## THE PROBLEM:
Lines that hold the word "Norm" should be located and copied.

## TASK INPUTS:
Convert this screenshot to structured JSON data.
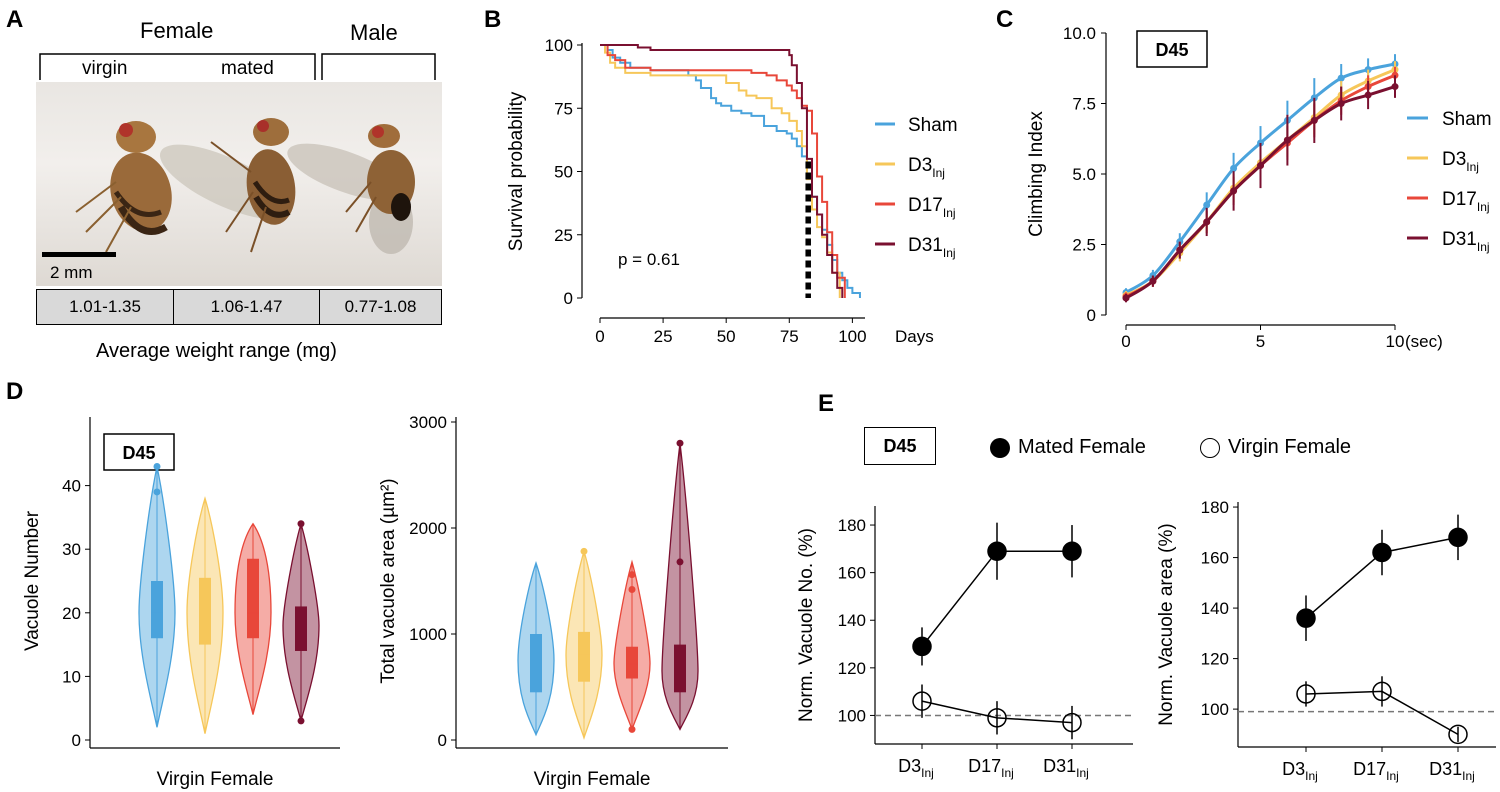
{
  "panels": {
    "A": {
      "letter": "A",
      "female_label": "Female",
      "male_label": "Male",
      "virgin_label": "virgin",
      "mated_label": "mated",
      "scale_label": "2 mm",
      "weights": [
        "1.01-1.35",
        "1.06-1.47",
        "0.77-1.08"
      ],
      "caption": "Average weight range (mg)"
    },
    "B": {
      "letter": "B",
      "p_value": "p = 0.61"
    },
    "C": {
      "letter": "C",
      "day_box": "D45"
    },
    "D": {
      "letter": "D",
      "day_box": "D45"
    },
    "E": {
      "letter": "E",
      "day_box": "D45",
      "legend_mated": "Mated Female",
      "legend_virgin": "Virgin Female"
    }
  },
  "colors": {
    "Sham": "#4aa3dc",
    "D3": "#f6c75a",
    "D17": "#e8473a",
    "D31": "#7a1030"
  },
  "chart_data": [
    {
      "id": "B",
      "type": "line",
      "title": "",
      "xlabel": "Days",
      "ylabel": "Survival probability",
      "xlim": [
        0,
        105
      ],
      "ylim": [
        0,
        100
      ],
      "xticks": [
        0,
        25,
        50,
        75,
        100
      ],
      "yticks": [
        0,
        25,
        50,
        75,
        100
      ],
      "annotation": "p = 0.61",
      "median_lines_x": [
        82,
        83
      ],
      "series": [
        {
          "name": "Sham",
          "sub": "",
          "color": "#4aa3dc",
          "x": [
            0,
            3,
            5,
            8,
            12,
            20,
            30,
            35,
            38,
            40,
            44,
            46,
            48,
            52,
            56,
            60,
            65,
            70,
            74,
            76,
            78,
            80,
            82,
            84,
            86,
            88,
            90,
            92,
            94,
            96,
            98,
            100,
            103
          ],
          "y": [
            100,
            98,
            95,
            93,
            91,
            90,
            90,
            88,
            86,
            83,
            79,
            77,
            76,
            74,
            73,
            72,
            68,
            66,
            65,
            63,
            60,
            56,
            48,
            40,
            33,
            27,
            21,
            15,
            10,
            7,
            4,
            2,
            0
          ]
        },
        {
          "name": "D3",
          "sub": "Inj",
          "color": "#f6c75a",
          "x": [
            0,
            2,
            4,
            6,
            10,
            20,
            40,
            50,
            55,
            58,
            62,
            68,
            72,
            75,
            78,
            80,
            82,
            84,
            86,
            88,
            90,
            92,
            95
          ],
          "y": [
            100,
            97,
            93,
            91,
            89,
            88,
            88,
            85,
            82,
            80,
            79,
            75,
            73,
            70,
            66,
            60,
            47,
            35,
            28,
            24,
            18,
            10,
            0
          ]
        },
        {
          "name": "D17",
          "sub": "Inj",
          "color": "#e8473a",
          "x": [
            0,
            3,
            6,
            10,
            20,
            30,
            40,
            50,
            60,
            66,
            70,
            74,
            76,
            78,
            80,
            82,
            84,
            86,
            88,
            90,
            92,
            94,
            97
          ],
          "y": [
            100,
            96,
            94,
            91,
            90,
            90,
            90,
            90,
            89,
            88,
            86,
            84,
            82,
            79,
            76,
            74,
            65,
            48,
            38,
            26,
            17,
            8,
            0
          ]
        },
        {
          "name": "D31",
          "sub": "Inj",
          "color": "#7a1030",
          "x": [
            0,
            10,
            15,
            20,
            30,
            40,
            55,
            65,
            70,
            73,
            75,
            76,
            78,
            80,
            82,
            84,
            86,
            88,
            90,
            92,
            94,
            96
          ],
          "y": [
            100,
            100,
            99,
            98,
            98,
            98,
            98,
            98,
            98,
            98,
            96,
            92,
            85,
            75,
            55,
            40,
            33,
            25,
            17,
            10,
            4,
            0
          ]
        }
      ]
    },
    {
      "id": "C",
      "type": "line",
      "title": "D45",
      "xlabel": "(sec)",
      "ylabel": "Climbing Index",
      "xlim": [
        0,
        10
      ],
      "ylim": [
        0,
        10
      ],
      "xticks": [
        0,
        5,
        10
      ],
      "yticks": [
        0,
        2.5,
        5.0,
        7.5,
        10
      ],
      "ytick_labels": [
        "0",
        "2.5",
        "5.0",
        "7.5",
        "10.0"
      ],
      "series": [
        {
          "name": "Sham",
          "sub": "",
          "color": "#4aa3dc",
          "x": [
            0,
            1,
            2,
            3,
            4,
            5,
            6,
            7,
            8,
            9,
            10
          ],
          "y": [
            0.8,
            1.4,
            2.6,
            3.9,
            5.2,
            6.1,
            6.9,
            7.7,
            8.4,
            8.7,
            8.9
          ],
          "err": [
            0.15,
            0.2,
            0.3,
            0.45,
            0.55,
            0.6,
            0.7,
            0.7,
            0.5,
            0.4,
            0.35
          ]
        },
        {
          "name": "D3",
          "sub": "Inj",
          "color": "#f6c75a",
          "x": [
            0,
            1,
            2,
            3,
            4,
            5,
            6,
            7,
            8,
            9,
            10
          ],
          "y": [
            0.7,
            1.2,
            2.2,
            3.3,
            4.5,
            5.4,
            6.2,
            7.0,
            7.8,
            8.3,
            8.7
          ],
          "err": [
            0.15,
            0.2,
            0.3,
            0.4,
            0.5,
            0.6,
            0.6,
            0.6,
            0.5,
            0.4,
            0.3
          ]
        },
        {
          "name": "D17",
          "sub": "Inj",
          "color": "#e8473a",
          "x": [
            0,
            1,
            2,
            3,
            4,
            5,
            6,
            7,
            8,
            9,
            10
          ],
          "y": [
            0.65,
            1.2,
            2.3,
            3.3,
            4.4,
            5.3,
            6.1,
            6.9,
            7.6,
            8.1,
            8.5
          ],
          "err": [
            0.15,
            0.2,
            0.3,
            0.4,
            0.5,
            0.6,
            0.6,
            0.6,
            0.5,
            0.4,
            0.3
          ]
        },
        {
          "name": "D31",
          "sub": "Inj",
          "color": "#7a1030",
          "x": [
            0,
            1,
            2,
            3,
            4,
            5,
            6,
            7,
            8,
            9,
            10
          ],
          "y": [
            0.6,
            1.2,
            2.3,
            3.3,
            4.4,
            5.3,
            6.2,
            6.9,
            7.5,
            7.8,
            8.1
          ],
          "err": [
            0.15,
            0.2,
            0.3,
            0.5,
            0.7,
            0.8,
            0.9,
            0.8,
            0.6,
            0.5,
            0.4
          ]
        }
      ]
    },
    {
      "id": "D1",
      "type": "violin",
      "title": "D45",
      "xlabel": "Virgin Female",
      "ylabel": "Vacuole Number",
      "ylim": [
        0,
        50
      ],
      "yticks": [
        0,
        10,
        20,
        30,
        40
      ],
      "groups": [
        {
          "name": "Sham",
          "color": "#4aa3dc",
          "min": 2,
          "max": 43,
          "q1": 16,
          "median": 20,
          "q3": 25,
          "outliers": [
            39,
            43
          ]
        },
        {
          "name": "D3",
          "color": "#f6c75a",
          "min": 1,
          "max": 38,
          "q1": 15,
          "median": 20,
          "q3": 25.5,
          "outliers": []
        },
        {
          "name": "D17",
          "color": "#e8473a",
          "min": 4,
          "max": 34,
          "q1": 16,
          "median": 20,
          "q3": 28.5,
          "outliers": []
        },
        {
          "name": "D31",
          "color": "#7a1030",
          "min": 3,
          "max": 34,
          "q1": 14,
          "median": 18,
          "q3": 21,
          "outliers": [
            3,
            34
          ]
        }
      ]
    },
    {
      "id": "D2",
      "type": "violin",
      "title": "",
      "xlabel": "Virgin Female",
      "ylabel": "Total vacuole area (µm²)",
      "ylim": [
        0,
        3000
      ],
      "yticks": [
        0,
        1000,
        2000,
        3000
      ],
      "groups": [
        {
          "name": "Sham",
          "color": "#4aa3dc",
          "min": 50,
          "max": 1670,
          "q1": 450,
          "median": 750,
          "q3": 1000,
          "outliers": []
        },
        {
          "name": "D3",
          "color": "#f6c75a",
          "min": 20,
          "max": 1780,
          "q1": 550,
          "median": 800,
          "q3": 1020,
          "outliers": [
            1780
          ]
        },
        {
          "name": "D17",
          "color": "#e8473a",
          "min": 100,
          "max": 1680,
          "q1": 580,
          "median": 720,
          "q3": 880,
          "outliers": [
            100,
            1420,
            1560
          ]
        },
        {
          "name": "D31",
          "color": "#7a1030",
          "min": 100,
          "max": 2800,
          "q1": 450,
          "median": 650,
          "q3": 900,
          "outliers": [
            1680,
            2800
          ]
        }
      ]
    },
    {
      "id": "E1",
      "type": "line",
      "title": "D45",
      "xlabel": "",
      "ylabel": "Norm. Vacuole No. (%)",
      "categories": [
        "D3",
        "D17",
        "D31"
      ],
      "category_sub": "Inj",
      "ylim": [
        88,
        188
      ],
      "yticks": [
        100,
        120,
        140,
        160,
        180
      ],
      "reference_line": 100,
      "series": [
        {
          "name": "Mated Female",
          "filled": true,
          "values": [
            129,
            169,
            169
          ],
          "err": [
            8,
            12,
            11
          ]
        },
        {
          "name": "Virgin Female",
          "filled": false,
          "values": [
            106,
            99,
            97
          ],
          "err": [
            7,
            7,
            7
          ]
        }
      ]
    },
    {
      "id": "E2",
      "type": "line",
      "title": "",
      "xlabel": "",
      "ylabel": "Norm. Vacuole area (%)",
      "categories": [
        "D3",
        "D17",
        "D31"
      ],
      "category_sub": "Inj",
      "ylim": [
        85,
        182
      ],
      "yticks": [
        100,
        120,
        140,
        160,
        180
      ],
      "reference_line": 99,
      "series": [
        {
          "name": "Mated Female",
          "filled": true,
          "values": [
            136,
            162,
            168
          ],
          "err": [
            9,
            9,
            9
          ]
        },
        {
          "name": "Virgin Female",
          "filled": false,
          "values": [
            106,
            107,
            90
          ],
          "err": [
            5,
            6,
            3
          ]
        }
      ]
    }
  ]
}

## ANSWER IN FULL:
      "ylabel": "Norm. Vacuole No. (%)",
      "ylabel": "Norm. Vacuole area (%)",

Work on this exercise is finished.